======== AVAILABLE RECORDS ========

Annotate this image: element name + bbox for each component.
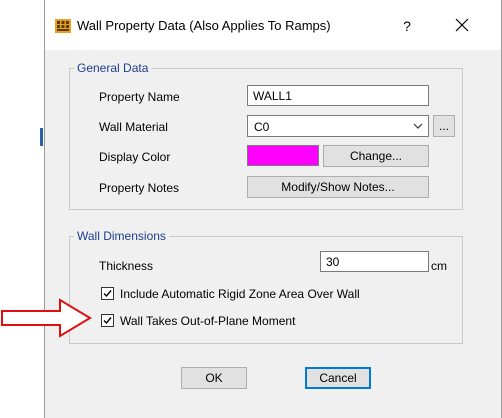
general-data-legend: General Data [74, 61, 152, 75]
dialog-title: Wall Property Data (Also Applies To Ramp… [77, 18, 331, 33]
display-color-swatch [247, 145, 319, 166]
background-app [0, 0, 44, 418]
close-button[interactable] [447, 13, 477, 37]
ok-button[interactable]: OK [181, 367, 247, 389]
wall-dimensions-legend: Wall Dimensions [74, 229, 169, 243]
checkmark-icon [103, 317, 112, 325]
thickness-label: Thickness [99, 259, 154, 273]
title-bar: Wall Property Data (Also Applies To Ramp… [45, 0, 501, 50]
property-name-label: Property Name [99, 90, 180, 104]
thickness-input[interactable] [320, 251, 429, 272]
close-icon [455, 18, 469, 32]
wall-material-label: Wall Material [99, 120, 168, 134]
display-color-label: Display Color [99, 150, 171, 164]
wall-property-dialog: Wall Property Data (Also Applies To Ramp… [44, 0, 502, 418]
property-notes-label: Property Notes [99, 181, 180, 195]
app-icon [55, 19, 71, 33]
annotation-arrow-icon [1, 298, 92, 338]
checkmark-icon [103, 290, 112, 298]
chevron-down-icon [413, 123, 423, 129]
help-button[interactable]: ? [395, 15, 419, 37]
out-of-plane-checkbox[interactable] [101, 314, 114, 327]
background-mark [40, 128, 43, 146]
property-name-input[interactable] [247, 85, 429, 106]
change-color-button[interactable]: Change... [323, 145, 429, 167]
wall-material-select[interactable]: C0 [247, 115, 429, 137]
out-of-plane-label: Wall Takes Out-of-Plane Moment [120, 314, 296, 328]
wall-material-more-button[interactable]: ... [433, 115, 455, 137]
rigid-zone-checkbox[interactable] [101, 287, 114, 300]
thickness-unit: cm [431, 259, 447, 273]
cancel-button[interactable]: Cancel [305, 367, 371, 389]
wall-material-value: C0 [254, 120, 270, 134]
modify-notes-button[interactable]: Modify/Show Notes... [247, 176, 429, 198]
rigid-zone-label: Include Automatic Rigid Zone Area Over W… [120, 287, 360, 301]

========

→ TASK DETAILS
In the listing above, how many lines contain the string "rigid"? Case counts. Give only the number.

→ WRITTEN REPLY
2